▶ [Passage given]
######
The Ministry of Human Resources and Social Security of People's Republic of China is a ministry under the State Council of China which is responsible for national labor policies, standards, regulations and managing the national social security. This includes labor force management, labor relationship readjustment, social insurance management and legal construction of labor. The State Bureau of Civil Servants reports to the new ministry.

History
The ministry was created from the merger of the former Ministry of Personnel and Ministry of Labor and Social Security, announced at the 2008 National People's Congress.

Since March 17, 2008, the ministry is headed by Yin Weimin.

Responsibilities
The MOHRSS has responsibility for managing the employment market in mainland China. The ministry also oversees the China Overseas Talent Network, part of the Thousand Talents Plan, and has internal bureaus focused on technology transfer.

Due to the financial crisis of 2008 and late 2000s recession, the department has recommended companies to prevent and control large staff reduction. The agency also provides assistance to labor-intensive industries and enterprises to create more employment. MOHRSS stressed that priority be given to migrant workers, laid-off workers, poor people and graduates from universities and colleges in offering works.
######
Layout region records:
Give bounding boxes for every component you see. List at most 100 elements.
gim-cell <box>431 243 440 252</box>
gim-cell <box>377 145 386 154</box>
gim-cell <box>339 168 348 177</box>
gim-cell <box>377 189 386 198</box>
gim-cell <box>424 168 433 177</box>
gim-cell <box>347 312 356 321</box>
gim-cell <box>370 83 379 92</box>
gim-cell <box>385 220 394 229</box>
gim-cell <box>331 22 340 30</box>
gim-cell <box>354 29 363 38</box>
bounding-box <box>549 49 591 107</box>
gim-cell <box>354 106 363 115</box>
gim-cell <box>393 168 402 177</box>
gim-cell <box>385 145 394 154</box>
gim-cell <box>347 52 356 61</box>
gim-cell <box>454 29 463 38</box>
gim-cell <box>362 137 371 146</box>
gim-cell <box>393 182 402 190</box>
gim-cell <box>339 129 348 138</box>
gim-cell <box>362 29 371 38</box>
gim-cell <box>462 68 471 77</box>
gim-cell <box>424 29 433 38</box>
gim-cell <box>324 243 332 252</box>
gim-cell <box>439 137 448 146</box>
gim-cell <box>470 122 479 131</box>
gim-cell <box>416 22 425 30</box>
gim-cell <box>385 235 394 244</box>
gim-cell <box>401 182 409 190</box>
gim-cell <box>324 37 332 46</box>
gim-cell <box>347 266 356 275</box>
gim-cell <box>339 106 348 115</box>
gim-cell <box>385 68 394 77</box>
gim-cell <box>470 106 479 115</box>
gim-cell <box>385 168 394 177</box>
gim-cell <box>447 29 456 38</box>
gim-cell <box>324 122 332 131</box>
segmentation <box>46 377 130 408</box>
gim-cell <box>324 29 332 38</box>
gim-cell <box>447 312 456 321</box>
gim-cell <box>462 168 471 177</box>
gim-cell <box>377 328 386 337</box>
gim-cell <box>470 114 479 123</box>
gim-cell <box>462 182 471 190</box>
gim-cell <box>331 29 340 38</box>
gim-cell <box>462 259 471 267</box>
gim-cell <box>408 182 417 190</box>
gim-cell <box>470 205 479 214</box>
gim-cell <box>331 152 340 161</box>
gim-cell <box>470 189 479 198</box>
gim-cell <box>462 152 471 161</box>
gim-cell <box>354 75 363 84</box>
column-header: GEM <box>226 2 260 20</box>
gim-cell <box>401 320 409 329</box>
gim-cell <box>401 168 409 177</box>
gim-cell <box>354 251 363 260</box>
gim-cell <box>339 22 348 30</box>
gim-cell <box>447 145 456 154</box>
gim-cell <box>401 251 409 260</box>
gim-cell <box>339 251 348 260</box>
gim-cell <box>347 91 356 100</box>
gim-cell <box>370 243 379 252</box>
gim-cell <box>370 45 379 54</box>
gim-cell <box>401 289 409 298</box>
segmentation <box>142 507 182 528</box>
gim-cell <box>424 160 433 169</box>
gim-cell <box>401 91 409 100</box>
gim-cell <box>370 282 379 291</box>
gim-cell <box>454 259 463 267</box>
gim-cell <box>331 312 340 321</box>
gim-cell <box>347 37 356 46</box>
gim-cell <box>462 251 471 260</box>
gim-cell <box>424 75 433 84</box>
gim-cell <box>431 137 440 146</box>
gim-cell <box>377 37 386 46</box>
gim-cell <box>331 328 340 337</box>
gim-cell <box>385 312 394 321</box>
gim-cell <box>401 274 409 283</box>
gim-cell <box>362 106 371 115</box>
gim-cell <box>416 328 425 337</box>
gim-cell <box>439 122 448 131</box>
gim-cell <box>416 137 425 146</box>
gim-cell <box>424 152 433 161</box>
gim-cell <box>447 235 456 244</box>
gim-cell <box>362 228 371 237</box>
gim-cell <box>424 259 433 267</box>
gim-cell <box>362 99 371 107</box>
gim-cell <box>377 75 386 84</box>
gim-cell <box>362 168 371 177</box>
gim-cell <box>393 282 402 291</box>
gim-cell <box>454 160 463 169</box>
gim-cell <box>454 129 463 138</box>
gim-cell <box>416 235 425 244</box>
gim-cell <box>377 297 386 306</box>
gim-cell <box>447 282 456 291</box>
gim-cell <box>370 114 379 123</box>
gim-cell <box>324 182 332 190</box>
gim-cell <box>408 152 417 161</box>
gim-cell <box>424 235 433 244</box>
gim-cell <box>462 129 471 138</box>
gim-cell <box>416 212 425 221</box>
######
▶ [The tasks]
- a) Retype part of the ministry passage, starting at "Responsibilities" and ending at "on technology transfer.".
- b) Put this sentence from the ministry passage into Spanish: "The agency also provides assistance to labor-intensive industries and enterprises to create more employment."

▶ [Per-task answers]
- a)
Responsibilities
The MOHRSS has responsibility for managing the employment market in mainland China. The ministry also oversees the China Overseas Talent Network, part of the Thousand Talents Plan, and has internal bureaus focused on technology transfer.

- b) La agencia también brinda asistencia a las industrias y empresas intensivas en mano de obra para crear más empleo.